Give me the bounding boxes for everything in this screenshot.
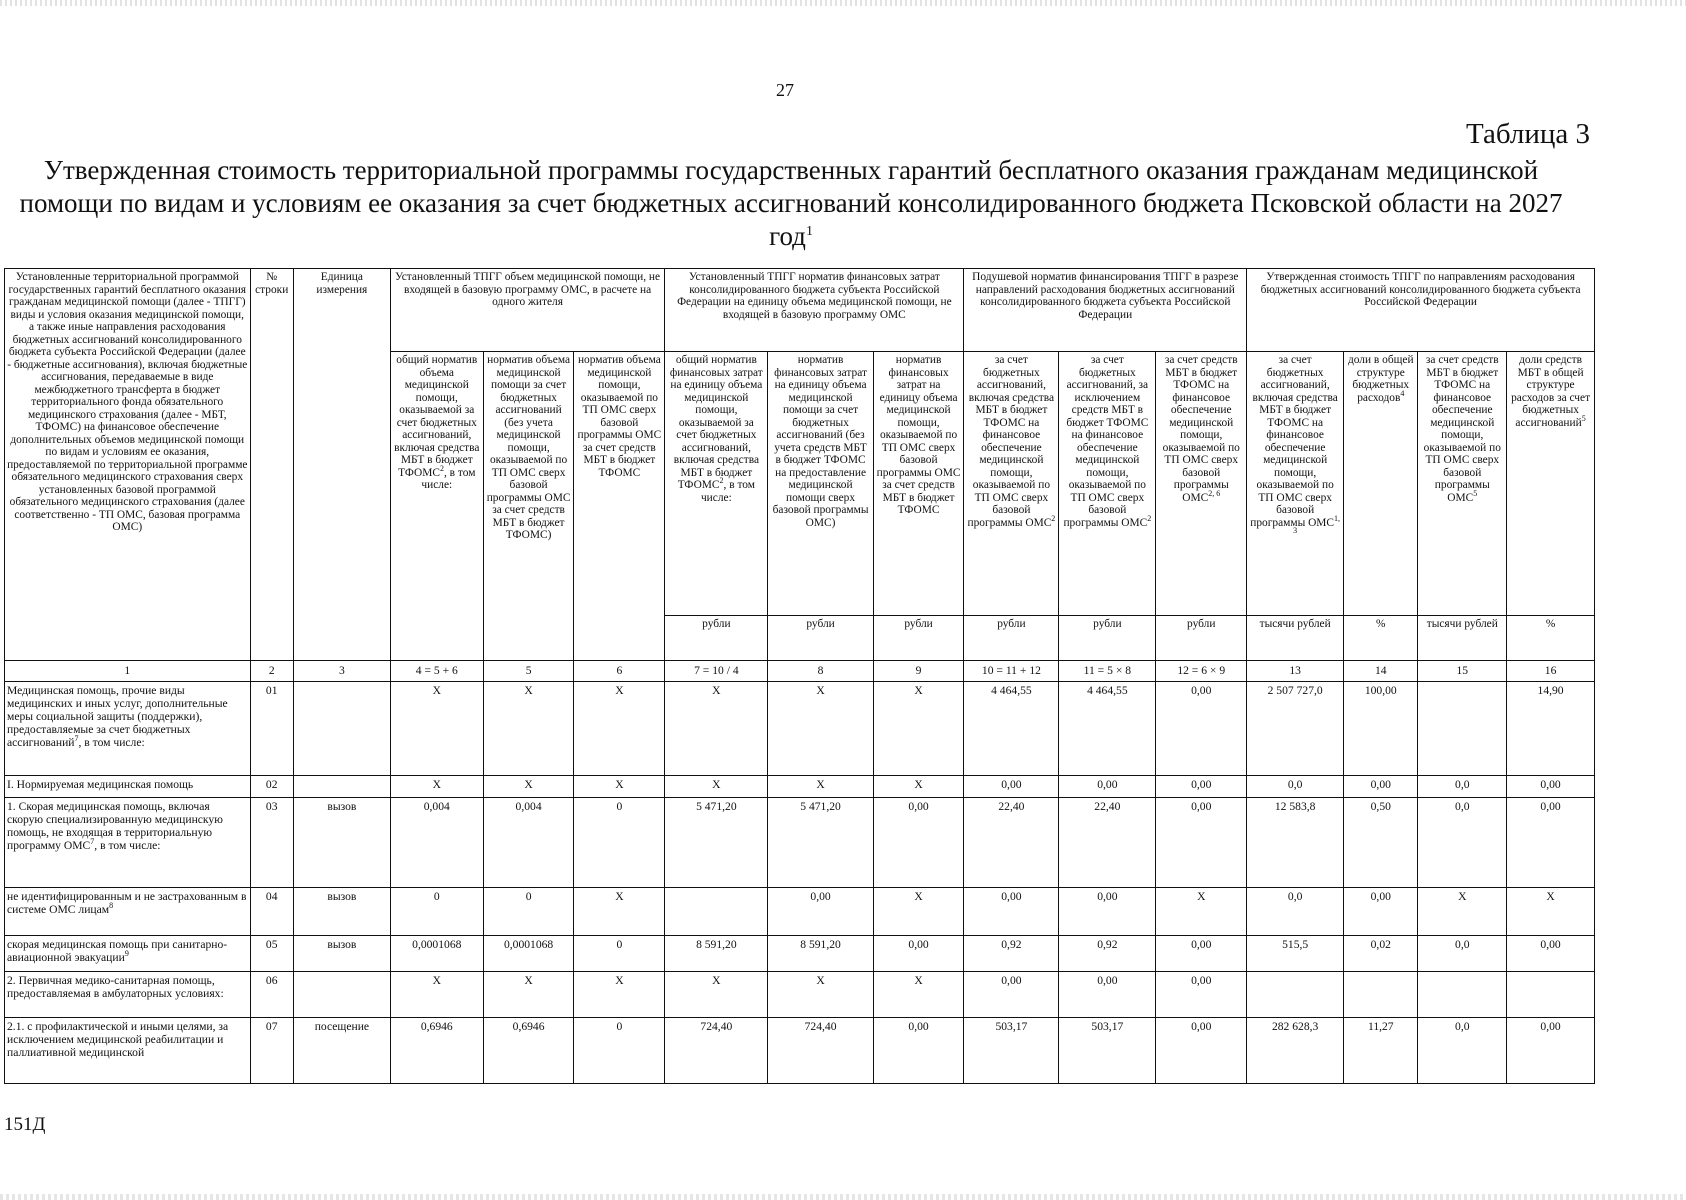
- header-c14: доли в общей структуре бюджетных расходов$^4$: [1344, 352, 1418, 616]
- value-cell: Х: [574, 682, 665, 776]
- header-c3: Единица измерения: [293, 269, 390, 661]
- value-cell: [1418, 682, 1507, 776]
- value-cell: 0,00: [1507, 1018, 1595, 1084]
- column-index-cell: 5: [483, 661, 574, 682]
- row-number-cell: 01: [250, 682, 293, 776]
- value-cell: 12 583,8: [1247, 798, 1344, 888]
- value-cell: 0,00: [873, 1018, 964, 1084]
- value-cell: Х: [574, 776, 665, 798]
- value-cell: 0: [483, 888, 574, 936]
- row-label: не идентифицированным и не застрахованным в системе ОМС лицам$^8$: [5, 888, 251, 936]
- column-index-cell: 14: [1344, 661, 1418, 682]
- value-cell: Х: [665, 776, 768, 798]
- value-cell: 0: [574, 798, 665, 888]
- value-cell: 22,40: [1059, 798, 1156, 888]
- column-index-row: [5, 661, 1595, 682]
- column-index-cell: 6: [574, 661, 665, 682]
- unit-c15: тысячи рублей: [1418, 615, 1507, 660]
- footer-code: 151Д: [4, 1114, 46, 1135]
- table-row: [5, 936, 1595, 972]
- row-label: Медицинская помощь, прочие виды медицинских и иных услуг, дополнительные меры социальной защиты (поддержки), предоставляемые за счет бюджетных ассигнований$^7$, в том числе:: [5, 682, 251, 776]
- header-row-groups: [5, 269, 1595, 352]
- value-cell: 0,00: [1507, 936, 1595, 972]
- table-body: [5, 661, 1595, 1084]
- header-c8: норматив финансовых затрат на единицу объема медицинской помощи за счет бюджетных ассигнований (без учета средств МБТ в бюджет ТФОМС на предоставление медицинской помощи сверх базовой программы ОМС): [768, 352, 873, 616]
- value-cell: Х: [768, 776, 873, 798]
- value-cell: 0,0001068: [483, 936, 574, 972]
- table-row: [5, 1018, 1595, 1084]
- scan-edge-top: [0, 0, 1686, 6]
- row-number-cell: 07: [250, 1018, 293, 1084]
- unit-c13: тысячи рублей: [1247, 615, 1344, 660]
- value-cell: 0,92: [1059, 936, 1156, 972]
- column-index-cell: 16: [1507, 661, 1595, 682]
- value-cell: Х: [768, 972, 873, 1018]
- row-label: 2.1. с профилактической и иными целями, за исключением медицинской реабилитации и паллиативной медицинской: [5, 1018, 251, 1084]
- value-cell: 0,00: [1156, 936, 1247, 972]
- value-cell: 0: [574, 936, 665, 972]
- header-c1: Установленные территориальной программой государственных гарантий бесплатного оказания гражданам медицинской помощи (далее - ТПГГ) виды и условия оказания медицинской помощи, а также иные направления расходования бюджетных ассигнований консолидированного бюджета субъекта Российской Федерации (далее - бюджетные ассигнования), включая бюджетные ассигнования, передаваемые в виде межбюджетного трансферта в бюджет территориального фонда обязательного медицинского страхования (далее - МБТ, ТФОМС) на финансовое обеспечение дополнительных объемов медицинской помощи по видам и условиям ее оказания, предоставляемой по территориальной программе обязательного медицинского страхования сверх установленных базовой программой обязательного медицинского страхования (далее соответственно - ТП ОМС, базовая программа ОМС): [5, 269, 251, 661]
- value-cell: 0,0: [1418, 936, 1507, 972]
- header-c9: норматив финансовых затрат на единицу объема медицинской помощи, оказываемой по ТП ОМС сверх базовой программы ОМС за счет средств МБТ в бюджет ТФОМС: [873, 352, 964, 616]
- unit-c10: рубли: [964, 615, 1059, 660]
- unit-cell: вызов: [293, 888, 390, 936]
- value-cell: 724,40: [768, 1018, 873, 1084]
- value-cell: [1507, 972, 1595, 1018]
- value-cell: 0: [574, 1018, 665, 1084]
- document-title: [0, 154, 1582, 253]
- value-cell: 11,27: [1344, 1018, 1418, 1084]
- value-cell: Х: [1418, 888, 1507, 936]
- value-cell: Х: [574, 972, 665, 1018]
- value-cell: Х: [665, 682, 768, 776]
- value-cell: 0,0: [1418, 1018, 1507, 1084]
- value-cell: 2 507 727,0: [1247, 682, 1344, 776]
- header-group-cost-norm: Установленный ТПГГ норматив финансовых затрат консолидированного бюджета субъекта Российской Федерации на единицу объема медицинской помощи, не входящей в базовую программу ОМС: [665, 269, 964, 352]
- header-group-per-capita: Подушевой норматив финансирования ТПГГ в разрезе направлений расходования бюджетных ассигнований консолидированного бюджета субъекта Российской Федерации: [964, 269, 1247, 352]
- value-cell: Х: [483, 682, 574, 776]
- value-cell: 0,00: [873, 798, 964, 888]
- value-cell: 0,00: [1156, 776, 1247, 798]
- header-c12: за счет средств МБТ в бюджет ТФОМС на финансовое обеспечение медицинской помощи, оказываемой по ТП ОМС сверх базовой программы ОМС$^{2, 6}$: [1156, 352, 1247, 616]
- value-cell: 0,0: [1247, 776, 1344, 798]
- value-cell: 4 464,55: [1059, 682, 1156, 776]
- unit-cell: вызов: [293, 798, 390, 888]
- value-cell: Х: [873, 972, 964, 1018]
- column-index-cell: 3: [293, 661, 390, 682]
- value-cell: 0,00: [1059, 888, 1156, 936]
- column-index-cell: 12 = 6 × 9: [1156, 661, 1247, 682]
- value-cell: 0: [390, 888, 483, 936]
- scan-edge-bottom: [0, 1194, 1686, 1200]
- value-cell: Х: [873, 682, 964, 776]
- value-cell: 8 591,20: [665, 936, 768, 972]
- value-cell: Х: [390, 682, 483, 776]
- header-c16: доли средств МБТ в общей структуре расходов за счет бюджетных ассигнований$^5$: [1507, 352, 1595, 616]
- value-cell: [665, 888, 768, 936]
- row-label: скорая медицинская помощь при санитарно-авиационной эвакуации$^9$: [5, 936, 251, 972]
- value-cell: 14,90: [1507, 682, 1595, 776]
- unit-c11: рубли: [1059, 615, 1156, 660]
- column-index-cell: 15: [1418, 661, 1507, 682]
- value-cell: 0,6946: [483, 1018, 574, 1084]
- value-cell: 4 464,55: [964, 682, 1059, 776]
- value-cell: 724,40: [665, 1018, 768, 1084]
- header-c13: за счет бюджетных ассигнований, включая средства МБТ в бюджет ТФОМС на финансовое обеспечение медицинской помощи, оказываемой по ТП ОМС сверх базовой программы ОМС$^{1, 3}$: [1247, 352, 1344, 616]
- value-cell: 0,0: [1418, 776, 1507, 798]
- value-cell: 0,00: [768, 888, 873, 936]
- value-cell: 0,00: [1156, 972, 1247, 1018]
- value-cell: 0,00: [1059, 972, 1156, 1018]
- value-cell: 0,00: [964, 888, 1059, 936]
- value-cell: 0,0: [1247, 888, 1344, 936]
- cost-table: [4, 268, 1595, 1084]
- row-label: 1. Скорая медицинская помощь, включая скорую специализированную медицинскую помощь, не входящая в территориальную программу ОМС$^7$, в том числе:: [5, 798, 251, 888]
- column-index-cell: 11 = 5 × 8: [1059, 661, 1156, 682]
- value-cell: 0,02: [1344, 936, 1418, 972]
- value-cell: 0,00: [1059, 776, 1156, 798]
- unit-cell: [293, 776, 390, 798]
- value-cell: 0,00: [1507, 776, 1595, 798]
- title-text: Утвержденная стоимость территориальной программы государственных гарантий бесплатного оказания гражданам медицинской помощи по видам и условиям ее оказания за счет бюджетных ассигнований консолидированного бюджета Псковской области на 2027 год: [19, 155, 1563, 251]
- value-cell: 0,50: [1344, 798, 1418, 888]
- row-label: I. Нормируемая медицинская помощь: [5, 776, 251, 798]
- value-cell: Х: [665, 972, 768, 1018]
- value-cell: Х: [574, 888, 665, 936]
- column-index-cell: 7 = 10 / 4: [665, 661, 768, 682]
- header-c10: за счет бюджетных ассигнований, включая средства МБТ в бюджет ТФОМС на финансовое обеспечение медицинской помощи, оказываемой по ТП ОМС сверх базовой программы ОМС$^2$: [964, 352, 1059, 616]
- value-cell: Х: [768, 682, 873, 776]
- column-index-cell: 10 = 11 + 12: [964, 661, 1059, 682]
- unit-c9: рубли: [873, 615, 964, 660]
- value-cell: 0,00: [1156, 798, 1247, 888]
- row-number-cell: 02: [250, 776, 293, 798]
- value-cell: 503,17: [964, 1018, 1059, 1084]
- value-cell: 515,5: [1247, 936, 1344, 972]
- column-index-cell: 8: [768, 661, 873, 682]
- value-cell: 0,00: [1344, 776, 1418, 798]
- value-cell: 0,00: [1507, 798, 1595, 888]
- value-cell: Х: [873, 776, 964, 798]
- page-number: 27: [776, 80, 794, 100]
- value-cell: Х: [1507, 888, 1595, 936]
- value-cell: 0,0001068: [390, 936, 483, 972]
- header-c5: норматив объема медицинской помощи за счет бюджетных ассигнований (без учета медицинской помощи, оказываемой по ТП ОМС сверх базовой программы ОМС за счет средств МБТ в бюджет ТФОМС): [483, 352, 574, 661]
- value-cell: Х: [390, 972, 483, 1018]
- value-cell: 0,00: [873, 936, 964, 972]
- header-c11: за счет бюджетных ассигнований, за исключением средств МБТ в бюджет ТФОМС на финансовое обеспечение медицинской помощи, оказываемой по ТП ОМС сверх базовой программы ОМС$^2$: [1059, 352, 1156, 616]
- row-number-cell: 05: [250, 936, 293, 972]
- value-cell: Х: [483, 972, 574, 1018]
- unit-c7: рубли: [665, 615, 768, 660]
- row-number-cell: 04: [250, 888, 293, 936]
- table-row: [5, 888, 1595, 936]
- value-cell: 22,40: [964, 798, 1059, 888]
- header-c4: общий норматив объема медицинской помощи, оказываемой за счет бюджетных ассигнований, включая средства МБТ в бюджет ТФОМС$^2$, в том числе:: [390, 352, 483, 661]
- value-cell: [1418, 972, 1507, 1018]
- header-c6: норматив объема медицинской помощи, оказываемой по ТП ОМС сверх базовой программы ОМС за счет средств МБТ в бюджет ТФОМС: [574, 352, 665, 661]
- value-cell: 503,17: [1059, 1018, 1156, 1084]
- unit-cell: вызов: [293, 936, 390, 972]
- table-row: [5, 798, 1595, 888]
- value-cell: 5 471,20: [768, 798, 873, 888]
- value-cell: 0,92: [964, 936, 1059, 972]
- column-index-cell: 2: [250, 661, 293, 682]
- value-cell: 5 471,20: [665, 798, 768, 888]
- value-cell: [1247, 972, 1344, 1018]
- value-cell: [1344, 972, 1418, 1018]
- column-index-cell: 9: [873, 661, 964, 682]
- row-number-cell: 03: [250, 798, 293, 888]
- value-cell: 0,004: [390, 798, 483, 888]
- unit-cell: [293, 972, 390, 1018]
- value-cell: Х: [483, 776, 574, 798]
- value-cell: 100,00: [1344, 682, 1418, 776]
- value-cell: 0,00: [1344, 888, 1418, 936]
- header-c15: за счет средств МБТ в бюджет ТФОМС на финансовое обеспечение медицинской помощи, оказываемой по ТП ОМС сверх базовой программы ОМС$^5$: [1418, 352, 1507, 616]
- table-row: [5, 776, 1595, 798]
- row-number-cell: 06: [250, 972, 293, 1018]
- unit-c14: %: [1344, 615, 1418, 660]
- value-cell: Х: [873, 888, 964, 936]
- table-label: Таблица 3: [1465, 118, 1590, 150]
- column-index-cell: 13: [1247, 661, 1344, 682]
- value-cell: 282 628,3: [1247, 1018, 1344, 1084]
- value-cell: 0,6946: [390, 1018, 483, 1084]
- unit-cell: посещение: [293, 1018, 390, 1084]
- header-group-volume: Установленный ТПГГ объем медицинской помощи, не входящей в базовую программу ОМС, в расчете на одного жителя: [390, 269, 664, 352]
- header-group-approved-cost: Утвержденная стоимость ТПГГ по направлениям расходования бюджетных ассигнований консолидированного бюджета субъекта Российской Федерации: [1247, 269, 1595, 352]
- header-c2: № строки: [250, 269, 293, 661]
- value-cell: Х: [1156, 888, 1247, 936]
- value-cell: 8 591,20: [768, 936, 873, 972]
- unit-cell: [293, 682, 390, 776]
- value-cell: 0,00: [964, 972, 1059, 1018]
- table-row: [5, 682, 1595, 776]
- unit-c12: рубли: [1156, 615, 1247, 660]
- value-cell: Х: [390, 776, 483, 798]
- value-cell: 0,00: [1156, 682, 1247, 776]
- title-footnote-mark: 1: [805, 224, 813, 239]
- table-row: [5, 972, 1595, 1018]
- column-index-cell: 1: [5, 661, 251, 682]
- value-cell: 0,0: [1418, 798, 1507, 888]
- header-c7: общий норматив финансовых затрат на единицу объема медицинской помощи, оказываемой за счет бюджетных ассигнований, включая средства МБТ в бюджет ТФОМС$^2$, в том числе:: [665, 352, 768, 616]
- column-index-cell: 4 = 5 + 6: [390, 661, 483, 682]
- unit-c16: %: [1507, 615, 1595, 660]
- row-label: 2. Первичная медико-санитарная помощь, предоставляемая в амбулаторных условиях:: [5, 972, 251, 1018]
- unit-c8: рубли: [768, 615, 873, 660]
- value-cell: 0,00: [1156, 1018, 1247, 1084]
- value-cell: 0,00: [964, 776, 1059, 798]
- value-cell: 0,004: [483, 798, 574, 888]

···

■ AIM:
Rewrite the lines from the one containing "- header-c14: доли" through the one containing "- unit-c15: тысячи", both included, as a JSON list of strings with one string per line and no blank lines.

■ SOLUTION BELOW:
[
  "- header-c14: доли в общей структуре бюджетных расходов$^4$: [1344, 352, 1418, 616]",
  "- value-cell: Х: [574, 682, 665, 776]",
  "- header-c3: Единица измерения: [293, 269, 390, 661]",
  "- value-cell: [1418, 682, 1507, 776]",
  "- value-cell: 0,00: [1507, 1018, 1595, 1084]",
  "- column-index-cell: 5: [483, 661, 574, 682]",
  "- row-number-cell: 01: [250, 682, 293, 776]",
  "- value-cell: 12 583,8: [1247, 798, 1344, 888]",
  "- value-cell: 0,00: [873, 1018, 964, 1084]",
  "- value-cell: Х: [574, 776, 665, 798]",
  "- value-cell: 0: [483, 888, 574, 936]",
  "- row-label: не идентифицированным и не застрахованным в системе ОМС лицам$^8$: [5, 888, 251, 936]",
  "- column-index-cell: 14: [1344, 661, 1418, 682]",
  "- value-cell: Х: [665, 776, 768, 798]",
  "- value-cell: 0: [574, 798, 665, 888]",
  "- value-cell: 22,40: [1059, 798, 1156, 888]",
  "- column-index-row: [5, 661, 1595, 682]",
  "- column-index-cell: 6: [574, 661, 665, 682]",
  "- unit-c15: тысячи рублей: [1418, 615, 1507, 660]"
]